_Written task_
Word for word, copy all the data and drop the pictures.

Data listing:
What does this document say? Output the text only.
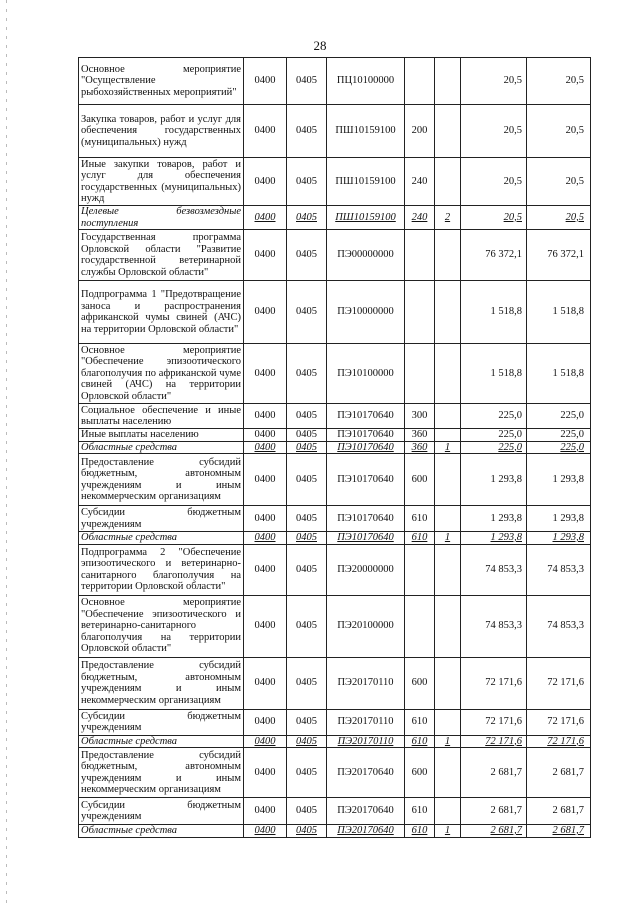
28
Основное мероприятие "Осуществление рыбохозяйственных мероприятий"	0400	0405	ПЦ10100000			20,5	20,5
Закупка товаров, работ и услуг для обеспечения государственных (муниципальных) нужд	0400	0405	ПШ10159100	200		20,5	20,5
Иные закупки товаров, работ и услуг для обеспечения государственных (муниципальных) нужд	0400	0405	ПШ10159100	240		20,5	20,5
Целевые безвозмездные поступления	0400	0405	ПШ10159100	240	2	20,5	20,5
Государственная программа Орловской области "Развитие государственной ветеринарной службы Орловской области"	0400	0405	ПЭ00000000			76 372,1	76 372,1
Подпрограмма 1 "Предотвращение заноса и распространения африканской чумы свиней (АЧС) на территории Орловской области"	0400	0405	ПЭ10000000			1 518,8	1 518,8
Основное мероприятие "Обеспечение эпизоотического благополучия по африканской чуме свиней (АЧС) на территории Орловской области"	0400	0405	ПЭ10100000			1 518,8	1 518,8
Социальное обеспечение и иные выплаты населению	0400	0405	ПЭ10170640	300		225,0	225,0
Иные выплаты населению	0400	0405	ПЭ10170640	360		225,0	225,0
Областные средства	0400	0405	ПЭ10170640	360	1	225,0	225,0
Предоставление субсидий бюджетным, автономным учреждениям и иным некоммерческим организациям	0400	0405	ПЭ10170640	600		1 293,8	1 293,8
Субсидии бюджетным учреждениям	0400	0405	ПЭ10170640	610		1 293,8	1 293,8
Областные средства	0400	0405	ПЭ10170640	610	1	1 293,8	1 293,8
Подпрограмма 2 "Обеспечение эпизоотического и ветеринарно-санитарного благополучия на территории Орловской области"	0400	0405	ПЭ20000000			74 853,3	74 853,3
Основное мероприятие "Обеспечение эпизоотического и ветеринарно-санитарного благополучия на территории Орловской области"	0400	0405	ПЭ20100000			74 853,3	74 853,3
Предоставление субсидий бюджетным, автономным учреждениям и иным некоммерческим организациям	0400	0405	ПЭ20170110	600		72 171,6	72 171,6
Субсидии бюджетным учреждениям	0400	0405	ПЭ20170110	610		72 171,6	72 171,6
Областные средства	0400	0405	ПЭ20170110	610	1	72 171,6	72 171,6
Предоставление субсидий бюджетным, автономным учреждениям и иным некоммерческим организациям	0400	0405	ПЭ20170640	600		2 681,7	2 681,7
Субсидии бюджетным учреждениям	0400	0405	ПЭ20170640	610		2 681,7	2 681,7
Областные средства	0400	0405	ПЭ20170640	610	1	2 681,7	2 681,7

_Exercise solution_
What does this document say? Output the text only.
28
Основное мероприятие "Осуществление рыбохозяйственных мероприятий"	0400	0405	ПЦ10100000			20,5	20,5
Закупка товаров, работ и услуг для обеспечения государственных (муниципальных) нужд	0400	0405	ПШ10159100	200		20,5	20,5
Иные закупки товаров, работ и услуг для обеспечения государственных (муниципальных) нужд	0400	0405	ПШ10159100	240		20,5	20,5
Целевые безвозмездные поступления	0400	0405	ПШ10159100	240	2	20,5	20,5
Государственная программа Орловской области "Развитие государственной ветеринарной службы Орловской области"	0400	0405	ПЭ00000000			76 372,1	76 372,1
Подпрограмма 1 "Предотвращение заноса и распространения африканской чумы свиней (АЧС) на территории Орловской области"	0400	0405	ПЭ10000000			1 518,8	1 518,8
Основное мероприятие "Обеспечение эпизоотического благополучия по африканской чуме свиней (АЧС) на территории Орловской области"	0400	0405	ПЭ10100000			1 518,8	1 518,8
Социальное обеспечение и иные выплаты населению	0400	0405	ПЭ10170640	300		225,0	225,0
Иные выплаты населению	0400	0405	ПЭ10170640	360		225,0	225,0
Областные средства	0400	0405	ПЭ10170640	360	1	225,0	225,0
Предоставление субсидий бюджетным, автономным учреждениям и иным некоммерческим организациям	0400	0405	ПЭ10170640	600		1 293,8	1 293,8
Субсидии бюджетным учреждениям	0400	0405	ПЭ10170640	610		1 293,8	1 293,8
Областные средства	0400	0405	ПЭ10170640	610	1	1 293,8	1 293,8
Подпрограмма 2 "Обеспечение эпизоотического и ветеринарно-санитарного благополучия на территории Орловской области"	0400	0405	ПЭ20000000			74 853,3	74 853,3
Основное мероприятие "Обеспечение эпизоотического и ветеринарно-санитарного благополучия на территории Орловской области"	0400	0405	ПЭ20100000			74 853,3	74 853,3
Предоставление субсидий бюджетным, автономным учреждениям и иным некоммерческим организациям	0400	0405	ПЭ20170110	600		72 171,6	72 171,6
Субсидии бюджетным учреждениям	0400	0405	ПЭ20170110	610		72 171,6	72 171,6
Областные средства	0400	0405	ПЭ20170110	610	1	72 171,6	72 171,6
Предоставление субсидий бюджетным, автономным учреждениям и иным некоммерческим организациям	0400	0405	ПЭ20170640	600		2 681,7	2 681,7
Субсидии бюджетным учреждениям	0400	0405	ПЭ20170640	610		2 681,7	2 681,7
Областные средства	0400	0405	ПЭ20170640	610	1	2 681,7	2 681,7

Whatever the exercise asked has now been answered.